Given exercise: All of the records below should be output exactly.

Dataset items
+===+

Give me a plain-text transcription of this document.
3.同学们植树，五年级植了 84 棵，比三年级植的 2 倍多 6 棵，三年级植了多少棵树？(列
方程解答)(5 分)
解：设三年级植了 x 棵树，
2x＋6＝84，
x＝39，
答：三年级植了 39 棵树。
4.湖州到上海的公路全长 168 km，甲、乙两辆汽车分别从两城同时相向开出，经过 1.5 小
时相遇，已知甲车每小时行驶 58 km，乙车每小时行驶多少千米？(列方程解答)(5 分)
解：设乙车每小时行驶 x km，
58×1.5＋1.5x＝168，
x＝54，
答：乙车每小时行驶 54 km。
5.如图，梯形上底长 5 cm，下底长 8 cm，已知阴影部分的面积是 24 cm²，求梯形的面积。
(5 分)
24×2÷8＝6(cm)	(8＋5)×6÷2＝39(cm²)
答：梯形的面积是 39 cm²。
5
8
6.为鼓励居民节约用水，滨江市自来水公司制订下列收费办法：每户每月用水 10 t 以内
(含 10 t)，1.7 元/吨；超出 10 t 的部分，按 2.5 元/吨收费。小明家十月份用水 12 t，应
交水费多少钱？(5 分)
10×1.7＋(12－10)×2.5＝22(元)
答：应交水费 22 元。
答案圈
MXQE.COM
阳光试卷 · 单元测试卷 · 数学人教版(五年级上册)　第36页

+===+

Task solution:
Give me a plain-text transcription of this document.
3.同学们植树，五年级植了 84 棵，比三年级植的 2 倍多 6 棵，三年级植了多少棵树？(列
方程解答)(5 分)
解：设三年级植了 x 棵树，
2x＋6＝84，
x＝39，
答：三年级植了 39 棵树。
4.湖州到上海的公路全长 168 km，甲、乙两辆汽车分别从两城同时相向开出，经过 1.5 小
时相遇，已知甲车每小时行驶 58 km，乙车每小时行驶多少千米？(列方程解答)(5 分)
解：设乙车每小时行驶 x km，
58×1.5＋1.5x＝168，
x＝54，
答：乙车每小时行驶 54 km。
5.如图，梯形上底长 5 cm，下底长 8 cm，已知阴影部分的面积是 24 cm²，求梯形的面积。
(5 分)
24×2÷8＝6(cm)	(8＋5)×6÷2＝39(cm²)
答：梯形的面积是 39 cm²。
5
8
6.为鼓励居民节约用水，滨江市自来水公司制订下列收费办法：每户每月用水 10 t 以内
(含 10 t)，1.7 元/吨；超出 10 t 的部分，按 2.5 元/吨收费。小明家十月份用水 12 t，应
交水费多少钱？(5 分)
10×1.7＋(12－10)×2.5＝22(元)
答：应交水费 22 元。
答案圈
MXQE.COM
阳光试卷 · 单元测试卷 · 数学人教版(五年级上册)　第36页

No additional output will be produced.